→ **Action item**: Word for word, reproduce every line of the data.

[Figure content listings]
☆ ☆ ☆ ☆

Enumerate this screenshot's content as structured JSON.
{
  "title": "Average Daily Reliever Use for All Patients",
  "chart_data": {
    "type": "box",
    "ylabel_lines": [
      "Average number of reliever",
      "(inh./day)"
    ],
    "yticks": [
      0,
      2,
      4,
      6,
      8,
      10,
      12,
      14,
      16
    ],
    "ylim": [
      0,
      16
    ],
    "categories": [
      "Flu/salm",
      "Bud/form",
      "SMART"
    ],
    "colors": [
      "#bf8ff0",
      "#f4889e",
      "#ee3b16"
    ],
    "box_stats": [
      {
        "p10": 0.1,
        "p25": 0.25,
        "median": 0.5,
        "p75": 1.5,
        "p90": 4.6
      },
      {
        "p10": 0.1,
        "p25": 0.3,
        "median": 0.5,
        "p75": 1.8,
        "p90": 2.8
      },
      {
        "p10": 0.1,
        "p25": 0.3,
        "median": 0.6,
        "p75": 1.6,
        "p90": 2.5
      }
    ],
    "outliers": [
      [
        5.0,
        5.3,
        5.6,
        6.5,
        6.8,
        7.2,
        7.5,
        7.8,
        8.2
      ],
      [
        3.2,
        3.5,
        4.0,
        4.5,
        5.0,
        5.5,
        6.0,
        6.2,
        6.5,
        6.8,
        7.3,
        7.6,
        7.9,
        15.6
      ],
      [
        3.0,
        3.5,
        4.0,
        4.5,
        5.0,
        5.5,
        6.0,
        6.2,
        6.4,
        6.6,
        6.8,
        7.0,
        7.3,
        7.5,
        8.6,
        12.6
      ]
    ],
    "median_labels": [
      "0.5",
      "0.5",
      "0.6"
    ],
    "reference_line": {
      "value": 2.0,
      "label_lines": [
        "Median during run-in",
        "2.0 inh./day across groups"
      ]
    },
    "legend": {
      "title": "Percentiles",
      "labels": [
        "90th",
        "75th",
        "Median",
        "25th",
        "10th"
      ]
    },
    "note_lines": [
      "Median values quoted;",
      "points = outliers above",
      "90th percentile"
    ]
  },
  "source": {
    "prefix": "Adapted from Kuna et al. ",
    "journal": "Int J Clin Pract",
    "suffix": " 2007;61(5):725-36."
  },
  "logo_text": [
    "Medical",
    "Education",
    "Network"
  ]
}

☆ ☆ ☆ ☆

→ **Exercise solution**:
Enumerate this screenshot's content as structured JSON.
{
  "title": "Average Daily Reliever Use for All Patients",
  "chart_data": {
    "type": "box",
    "ylabel_lines": [
      "Average number of reliever",
      "(inh./day)"
    ],
    "yticks": [
      0,
      2,
      4,
      6,
      8,
      10,
      12,
      14,
      16
    ],
    "ylim": [
      0,
      16
    ],
    "categories": [
      "Flu/salm",
      "Bud/form",
      "SMART"
    ],
    "colors": [
      "#bf8ff0",
      "#f4889e",
      "#ee3b16"
    ],
    "box_stats": [
      {
        "p10": 0.1,
        "p25": 0.25,
        "median": 0.5,
        "p75": 1.5,
        "p90": 4.6
      },
      {
        "p10": 0.1,
        "p25": 0.3,
        "median": 0.5,
        "p75": 1.8,
        "p90": 2.8
      },
      {
        "p10": 0.1,
        "p25": 0.3,
        "median": 0.6,
        "p75": 1.6,
        "p90": 2.5
      }
    ],
    "outliers": [
      [
        5.0,
        5.3,
        5.6,
        6.5,
        6.8,
        7.2,
        7.5,
        7.8,
        8.2
      ],
      [
        3.2,
        3.5,
        4.0,
        4.5,
        5.0,
        5.5,
        6.0,
        6.2,
        6.5,
        6.8,
        7.3,
        7.6,
        7.9,
        15.6
      ],
      [
        3.0,
        3.5,
        4.0,
        4.5,
        5.0,
        5.5,
        6.0,
        6.2,
        6.4,
        6.6,
        6.8,
        7.0,
        7.3,
        7.5,
        8.6,
        12.6
      ]
    ],
    "median_labels": [
      "0.5",
      "0.5",
      "0.6"
    ],
    "reference_line": {
      "value": 2.0,
      "label_lines": [
        "Median during run-in",
        "2.0 inh./day across groups"
      ]
    },
    "legend": {
      "title": "Percentiles",
      "labels": [
        "90th",
        "75th",
        "Median",
        "25th",
        "10th"
      ]
    },
    "note_lines": [
      "Median values quoted;",
      "points = outliers above",
      "90th percentile"
    ]
  },
  "source": {
    "prefix": "Adapted from Kuna et al. ",
    "journal": "Int J Clin Pract",
    "suffix": " 2007;61(5):725-36."
  },
  "logo_text": [
    "Medical",
    "Education",
    "Network"
  ]
}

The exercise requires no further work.